### Listing
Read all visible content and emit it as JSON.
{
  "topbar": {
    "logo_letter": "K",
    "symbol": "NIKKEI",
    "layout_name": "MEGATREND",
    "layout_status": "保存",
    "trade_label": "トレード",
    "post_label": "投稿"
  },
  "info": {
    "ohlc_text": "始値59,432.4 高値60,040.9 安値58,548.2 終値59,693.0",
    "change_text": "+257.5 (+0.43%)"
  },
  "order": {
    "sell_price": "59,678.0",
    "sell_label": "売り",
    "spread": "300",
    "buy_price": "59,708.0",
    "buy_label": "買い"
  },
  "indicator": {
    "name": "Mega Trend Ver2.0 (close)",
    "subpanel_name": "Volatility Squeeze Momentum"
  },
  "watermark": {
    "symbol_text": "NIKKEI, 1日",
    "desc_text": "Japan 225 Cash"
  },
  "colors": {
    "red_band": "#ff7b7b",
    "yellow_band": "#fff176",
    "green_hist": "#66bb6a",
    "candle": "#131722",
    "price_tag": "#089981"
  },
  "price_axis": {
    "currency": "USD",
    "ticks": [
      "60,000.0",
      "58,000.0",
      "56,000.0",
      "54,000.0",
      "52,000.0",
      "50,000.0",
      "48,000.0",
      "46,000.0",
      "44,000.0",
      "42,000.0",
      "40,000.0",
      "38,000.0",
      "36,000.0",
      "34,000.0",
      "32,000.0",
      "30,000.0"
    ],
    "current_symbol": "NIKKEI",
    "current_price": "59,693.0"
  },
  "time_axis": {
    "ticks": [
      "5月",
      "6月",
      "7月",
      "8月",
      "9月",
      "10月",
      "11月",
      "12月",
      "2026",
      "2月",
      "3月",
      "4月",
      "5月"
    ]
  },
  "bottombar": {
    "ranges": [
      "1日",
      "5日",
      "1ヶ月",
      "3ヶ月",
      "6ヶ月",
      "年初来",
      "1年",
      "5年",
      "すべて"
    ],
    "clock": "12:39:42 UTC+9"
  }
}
######
* [Exercise task] Output the entries verbatim.

* [Final answer]
Read all visible content and emit it as JSON.
{
  "topbar": {
    "logo_letter": "K",
    "symbol": "NIKKEI",
    "layout_name": "MEGATREND",
    "layout_status": "保存",
    "trade_label": "トレード",
    "post_label": "投稿"
  },
  "info": {
    "ohlc_text": "始値59,432.4 高値60,040.9 安値58,548.2 終値59,693.0",
    "change_text": "+257.5 (+0.43%)"
  },
  "order": {
    "sell_price": "59,678.0",
    "sell_label": "売り",
    "spread": "300",
    "buy_price": "59,708.0",
    "buy_label": "買い"
  },
  "indicator": {
    "name": "Mega Trend Ver2.0 (close)",
    "subpanel_name": "Volatility Squeeze Momentum"
  },
  "watermark": {
    "symbol_text": "NIKKEI, 1日",
    "desc_text": "Japan 225 Cash"
  },
  "colors": {
    "red_band": "#ff7b7b",
    "yellow_band": "#fff176",
    "green_hist": "#66bb6a",
    "candle": "#131722",
    "price_tag": "#089981"
  },
  "price_axis": {
    "currency": "USD",
    "ticks": [
      "60,000.0",
      "58,000.0",
      "56,000.0",
      "54,000.0",
      "52,000.0",
      "50,000.0",
      "48,000.0",
      "46,000.0",
      "44,000.0",
      "42,000.0",
      "40,000.0",
      "38,000.0",
      "36,000.0",
      "34,000.0",
      "32,000.0",
      "30,000.0"
    ],
    "current_symbol": "NIKKEI",
    "current_price": "59,693.0"
  },
  "time_axis": {
    "ticks": [
      "5月",
      "6月",
      "7月",
      "8月",
      "9月",
      "10月",
      "11月",
      "12月",
      "2026",
      "2月",
      "3月",
      "4月",
      "5月"
    ]
  },
  "bottombar": {
    "ranges": [
      "1日",
      "5日",
      "1ヶ月",
      "3ヶ月",
      "6ヶ月",
      "年初来",
      "1年",
      "5年",
      "すべて"
    ],
    "clock": "12:39:42 UTC+9"
  }
}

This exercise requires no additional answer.